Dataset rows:
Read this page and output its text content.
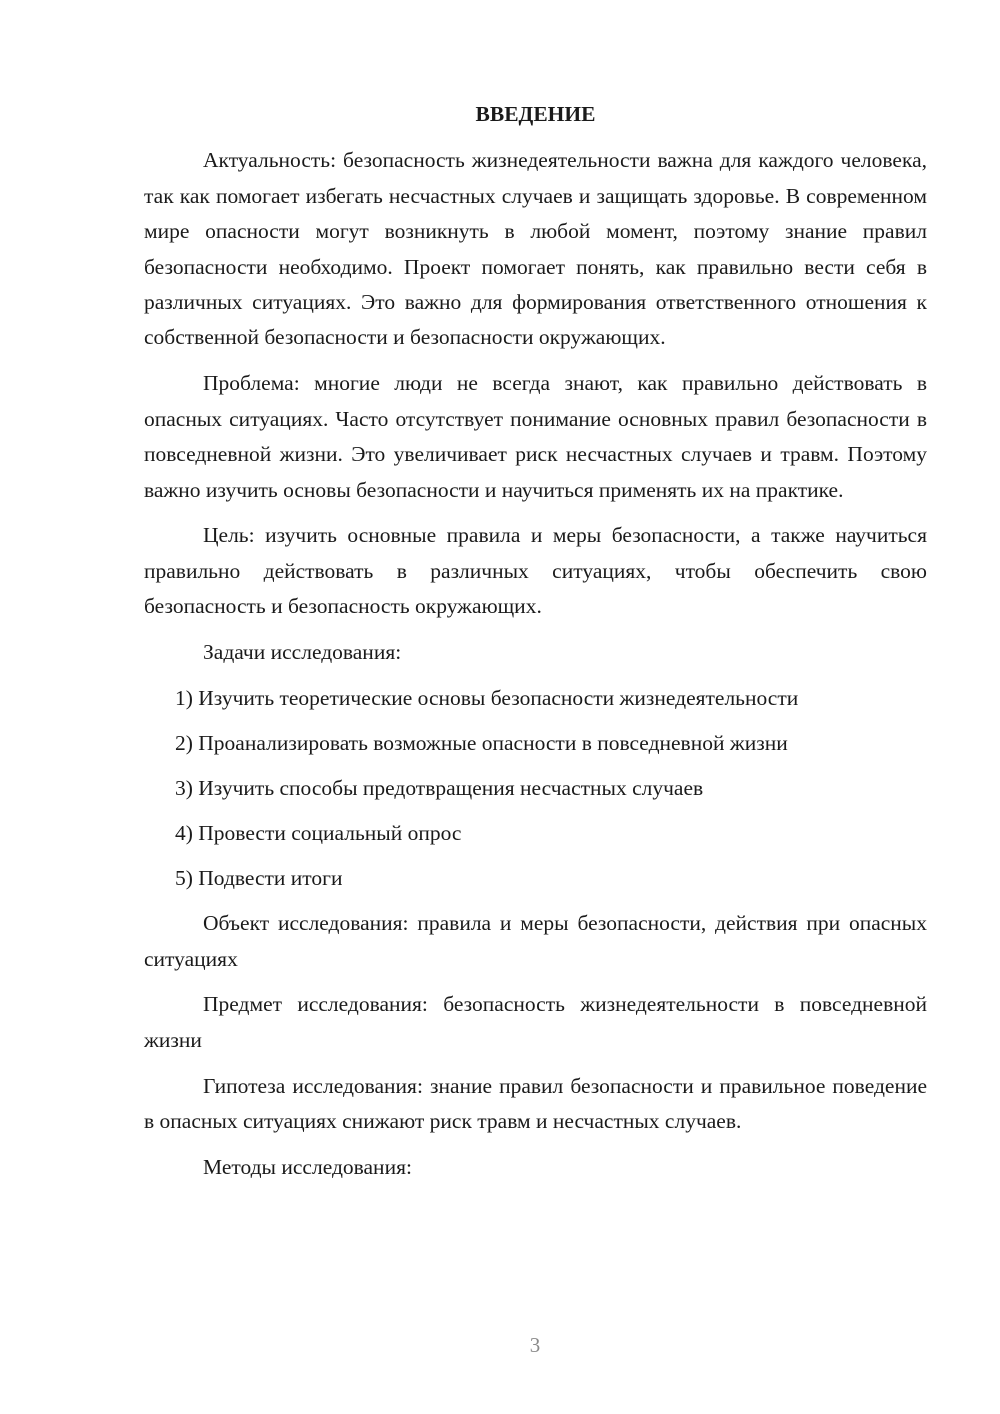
ВВЕДЕНИЕ

Актуальность: безопасность жизнедеятельности важна для каждого человека, так как помогает избегать несчастных случаев и защищать здоровье. В современном мире опасности могут возникнуть в любой момент, поэтому знание правил безопасности необходимо. Проект помогает понять, как правильно вести себя в различных ситуациях. Это важно для формирования ответственного отношения к собственной безопасности и безопасности окружающих.

Проблема: многие люди не всегда знают, как правильно действовать в опасных ситуациях. Часто отсутствует понимание основных правил безопасности в повседневной жизни. Это увеличивает риск несчастных случаев и травм. Поэтому важно изучить основы безопасности и научиться применять их на практике.

Цель: изучить основные правила и меры безопасности, а также научиться правильно действовать в различных ситуациях, чтобы обеспечить свою безопасность и безопасность окружающих.

Задачи исследования:

1) Изучить теоретические основы безопасности жизнедеятельности
2) Проанализировать возможные опасности в повседневной жизни
3) Изучить способы предотвращения несчастных случаев
4) Провести социальный опрос
5) Подвести итоги

Объект исследования: правила и меры безопасности, действия при опасных ситуациях

Предмет исследования: безопасность жизнедеятельности в повседневной жизни

Гипотеза исследования: знание правил безопасности и правильное поведение в опасных ситуациях снижают риск травм и несчастных случаев.

Методы исследования:

3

■ Stated problem
Without including any pictures, reproduce the listing exactly.

■ Full answer
Read this page and output its text content.
ВВЕДЕНИЕ

Актуальность: безопасность жизнедеятельности важна для каждого человека, так как помогает избегать несчастных случаев и защищать здоровье. В современном мире опасности могут возникнуть в любой момент, поэтому знание правил безопасности необходимо. Проект помогает понять, как правильно вести себя в различных ситуациях. Это важно для формирования ответственного отношения к собственной безопасности и безопасности окружающих.

Проблема: многие люди не всегда знают, как правильно действовать в опасных ситуациях. Часто отсутствует понимание основных правил безопасности в повседневной жизни. Это увеличивает риск несчастных случаев и травм. Поэтому важно изучить основы безопасности и научиться применять их на практике.

Цель: изучить основные правила и меры безопасности, а также научиться правильно действовать в различных ситуациях, чтобы обеспечить свою безопасность и безопасность окружающих.

Задачи исследования:

1) Изучить теоретические основы безопасности жизнедеятельности
2) Проанализировать возможные опасности в повседневной жизни
3) Изучить способы предотвращения несчастных случаев
4) Провести социальный опрос
5) Подвести итоги

Объект исследования: правила и меры безопасности, действия при опасных ситуациях

Предмет исследования: безопасность жизнедеятельности в повседневной жизни

Гипотеза исследования: знание правил безопасности и правильное поведение в опасных ситуациях снижают риск травм и несчастных случаев.

Методы исследования:

3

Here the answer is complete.